>> START GIVEN RECORDS

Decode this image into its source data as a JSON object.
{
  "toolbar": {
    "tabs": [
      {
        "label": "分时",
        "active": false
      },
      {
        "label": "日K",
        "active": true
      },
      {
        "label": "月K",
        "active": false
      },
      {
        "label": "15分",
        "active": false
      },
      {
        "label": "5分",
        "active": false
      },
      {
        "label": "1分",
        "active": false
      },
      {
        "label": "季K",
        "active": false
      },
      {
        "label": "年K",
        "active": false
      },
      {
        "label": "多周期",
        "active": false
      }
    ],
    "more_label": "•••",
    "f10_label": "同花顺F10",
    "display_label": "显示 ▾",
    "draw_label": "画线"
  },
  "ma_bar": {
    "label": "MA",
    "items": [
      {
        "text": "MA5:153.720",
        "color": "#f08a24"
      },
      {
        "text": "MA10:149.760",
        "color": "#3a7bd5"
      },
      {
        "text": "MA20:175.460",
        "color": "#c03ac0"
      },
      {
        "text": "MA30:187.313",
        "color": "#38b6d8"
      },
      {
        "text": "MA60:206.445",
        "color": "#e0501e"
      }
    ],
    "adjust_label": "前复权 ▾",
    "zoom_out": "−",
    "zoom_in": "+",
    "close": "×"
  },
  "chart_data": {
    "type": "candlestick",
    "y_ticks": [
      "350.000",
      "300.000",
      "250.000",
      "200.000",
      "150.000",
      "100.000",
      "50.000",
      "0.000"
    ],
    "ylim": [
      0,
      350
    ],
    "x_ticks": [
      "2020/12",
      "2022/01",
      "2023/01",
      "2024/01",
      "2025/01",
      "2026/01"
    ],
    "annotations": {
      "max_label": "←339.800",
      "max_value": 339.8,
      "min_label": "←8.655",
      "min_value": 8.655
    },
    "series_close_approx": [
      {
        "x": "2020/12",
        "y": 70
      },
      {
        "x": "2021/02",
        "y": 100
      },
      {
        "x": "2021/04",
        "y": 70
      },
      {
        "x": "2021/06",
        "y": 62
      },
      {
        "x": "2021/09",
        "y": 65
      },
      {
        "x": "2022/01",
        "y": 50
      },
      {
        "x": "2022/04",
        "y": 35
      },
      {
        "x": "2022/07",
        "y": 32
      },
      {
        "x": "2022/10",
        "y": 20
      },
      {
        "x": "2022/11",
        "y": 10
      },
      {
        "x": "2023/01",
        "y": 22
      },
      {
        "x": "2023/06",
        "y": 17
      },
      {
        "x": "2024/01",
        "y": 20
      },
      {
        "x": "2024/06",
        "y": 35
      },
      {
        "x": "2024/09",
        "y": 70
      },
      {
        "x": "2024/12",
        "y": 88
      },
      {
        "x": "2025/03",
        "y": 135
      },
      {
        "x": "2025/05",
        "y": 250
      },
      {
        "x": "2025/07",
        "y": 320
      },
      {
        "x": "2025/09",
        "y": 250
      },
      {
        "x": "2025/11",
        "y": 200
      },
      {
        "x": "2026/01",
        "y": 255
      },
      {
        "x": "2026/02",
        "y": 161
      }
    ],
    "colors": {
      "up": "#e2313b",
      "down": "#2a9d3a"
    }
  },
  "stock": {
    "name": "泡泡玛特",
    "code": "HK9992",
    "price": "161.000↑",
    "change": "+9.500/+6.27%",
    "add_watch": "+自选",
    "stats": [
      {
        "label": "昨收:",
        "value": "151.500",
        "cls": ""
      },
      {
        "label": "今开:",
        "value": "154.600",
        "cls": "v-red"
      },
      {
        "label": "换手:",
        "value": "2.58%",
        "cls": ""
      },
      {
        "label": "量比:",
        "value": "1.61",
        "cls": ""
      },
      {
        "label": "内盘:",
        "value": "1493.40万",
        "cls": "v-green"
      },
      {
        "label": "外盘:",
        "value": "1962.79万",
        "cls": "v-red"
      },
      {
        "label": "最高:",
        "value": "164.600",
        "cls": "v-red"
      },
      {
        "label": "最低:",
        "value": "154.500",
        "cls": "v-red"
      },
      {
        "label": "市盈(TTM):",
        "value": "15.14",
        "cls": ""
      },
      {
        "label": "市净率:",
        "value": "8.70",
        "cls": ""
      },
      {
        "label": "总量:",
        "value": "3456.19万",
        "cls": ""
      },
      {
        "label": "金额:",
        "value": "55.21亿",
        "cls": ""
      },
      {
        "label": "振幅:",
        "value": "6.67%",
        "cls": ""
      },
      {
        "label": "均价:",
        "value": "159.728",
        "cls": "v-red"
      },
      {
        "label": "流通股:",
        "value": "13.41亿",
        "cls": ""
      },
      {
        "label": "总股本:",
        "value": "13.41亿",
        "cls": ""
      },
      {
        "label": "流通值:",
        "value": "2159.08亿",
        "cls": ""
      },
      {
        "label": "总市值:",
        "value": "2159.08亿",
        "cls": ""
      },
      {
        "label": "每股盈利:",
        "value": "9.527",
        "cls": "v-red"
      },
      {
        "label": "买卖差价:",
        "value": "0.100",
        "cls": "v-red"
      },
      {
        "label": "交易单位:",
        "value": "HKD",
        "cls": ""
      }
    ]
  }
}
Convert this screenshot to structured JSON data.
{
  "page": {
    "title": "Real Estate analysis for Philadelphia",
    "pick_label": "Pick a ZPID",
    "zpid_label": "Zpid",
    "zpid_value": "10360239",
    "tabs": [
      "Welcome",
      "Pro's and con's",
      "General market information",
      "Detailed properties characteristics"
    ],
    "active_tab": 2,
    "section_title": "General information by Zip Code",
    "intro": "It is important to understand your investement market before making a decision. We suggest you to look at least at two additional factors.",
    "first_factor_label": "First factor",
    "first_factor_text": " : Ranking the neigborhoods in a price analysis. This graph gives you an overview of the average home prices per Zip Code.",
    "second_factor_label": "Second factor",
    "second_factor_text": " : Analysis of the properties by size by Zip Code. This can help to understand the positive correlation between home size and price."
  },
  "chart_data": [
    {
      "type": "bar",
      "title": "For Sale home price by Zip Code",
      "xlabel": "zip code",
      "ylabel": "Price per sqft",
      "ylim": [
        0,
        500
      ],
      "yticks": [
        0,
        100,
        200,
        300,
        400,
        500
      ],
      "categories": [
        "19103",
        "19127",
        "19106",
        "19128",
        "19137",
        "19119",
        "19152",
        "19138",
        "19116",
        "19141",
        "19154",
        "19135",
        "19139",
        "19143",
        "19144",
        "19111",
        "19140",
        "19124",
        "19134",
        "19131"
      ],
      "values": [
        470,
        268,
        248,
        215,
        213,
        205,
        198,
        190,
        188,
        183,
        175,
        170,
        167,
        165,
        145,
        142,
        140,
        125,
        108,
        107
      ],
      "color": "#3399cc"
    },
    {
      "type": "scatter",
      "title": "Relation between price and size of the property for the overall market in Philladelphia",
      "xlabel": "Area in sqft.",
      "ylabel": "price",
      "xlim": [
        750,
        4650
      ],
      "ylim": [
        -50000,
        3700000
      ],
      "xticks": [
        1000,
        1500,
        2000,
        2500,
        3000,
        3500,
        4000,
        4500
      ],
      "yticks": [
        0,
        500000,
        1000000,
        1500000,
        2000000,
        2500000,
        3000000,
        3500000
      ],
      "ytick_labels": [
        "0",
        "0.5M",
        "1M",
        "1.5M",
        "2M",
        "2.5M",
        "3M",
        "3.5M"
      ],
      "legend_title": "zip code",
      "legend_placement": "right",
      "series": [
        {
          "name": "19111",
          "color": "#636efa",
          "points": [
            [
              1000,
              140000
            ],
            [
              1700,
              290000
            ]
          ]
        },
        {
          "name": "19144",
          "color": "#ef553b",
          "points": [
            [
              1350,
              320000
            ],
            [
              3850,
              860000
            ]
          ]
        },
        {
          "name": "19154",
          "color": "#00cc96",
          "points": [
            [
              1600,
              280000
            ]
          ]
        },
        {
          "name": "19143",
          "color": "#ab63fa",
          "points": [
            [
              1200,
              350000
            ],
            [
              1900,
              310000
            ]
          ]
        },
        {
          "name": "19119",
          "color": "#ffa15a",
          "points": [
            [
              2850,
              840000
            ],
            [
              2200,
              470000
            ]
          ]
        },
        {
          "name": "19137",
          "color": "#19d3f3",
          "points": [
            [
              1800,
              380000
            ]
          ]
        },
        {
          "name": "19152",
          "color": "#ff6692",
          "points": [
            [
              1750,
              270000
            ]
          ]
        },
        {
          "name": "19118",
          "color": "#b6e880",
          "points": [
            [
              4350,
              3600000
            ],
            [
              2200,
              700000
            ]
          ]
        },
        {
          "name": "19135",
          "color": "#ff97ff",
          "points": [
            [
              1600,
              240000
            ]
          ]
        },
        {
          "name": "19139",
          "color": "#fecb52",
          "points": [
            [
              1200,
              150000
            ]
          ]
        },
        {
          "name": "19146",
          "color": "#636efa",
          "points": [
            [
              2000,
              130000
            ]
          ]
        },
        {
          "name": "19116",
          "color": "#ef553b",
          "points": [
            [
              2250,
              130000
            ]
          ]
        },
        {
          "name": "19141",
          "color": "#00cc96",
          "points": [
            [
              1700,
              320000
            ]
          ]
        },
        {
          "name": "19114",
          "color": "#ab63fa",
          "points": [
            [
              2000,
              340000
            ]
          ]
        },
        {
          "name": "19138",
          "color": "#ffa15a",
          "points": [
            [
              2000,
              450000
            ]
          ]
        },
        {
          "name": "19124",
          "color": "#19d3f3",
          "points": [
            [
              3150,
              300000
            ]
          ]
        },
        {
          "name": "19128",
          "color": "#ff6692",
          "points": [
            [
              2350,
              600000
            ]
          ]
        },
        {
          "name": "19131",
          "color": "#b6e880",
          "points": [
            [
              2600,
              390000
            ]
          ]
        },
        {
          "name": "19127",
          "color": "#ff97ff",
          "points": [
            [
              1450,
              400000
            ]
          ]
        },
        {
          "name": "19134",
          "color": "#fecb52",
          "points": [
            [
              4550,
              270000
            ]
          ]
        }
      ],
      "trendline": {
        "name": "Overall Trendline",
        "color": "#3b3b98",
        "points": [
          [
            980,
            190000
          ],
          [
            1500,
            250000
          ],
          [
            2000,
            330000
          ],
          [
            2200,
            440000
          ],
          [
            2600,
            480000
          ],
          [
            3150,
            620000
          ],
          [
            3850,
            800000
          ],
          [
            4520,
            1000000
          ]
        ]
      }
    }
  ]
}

>> END GIVEN RECORDS

**STATED GOAL:**
Find each line holding the word "properties" and copy it.

**SOLUTION TO THE PROBLEM:**
      "Detailed properties characteristics"
    "second_factor_text": " : Analysis of the properties by size by Zip Code. This can help to understand the positive correlation between home size and price."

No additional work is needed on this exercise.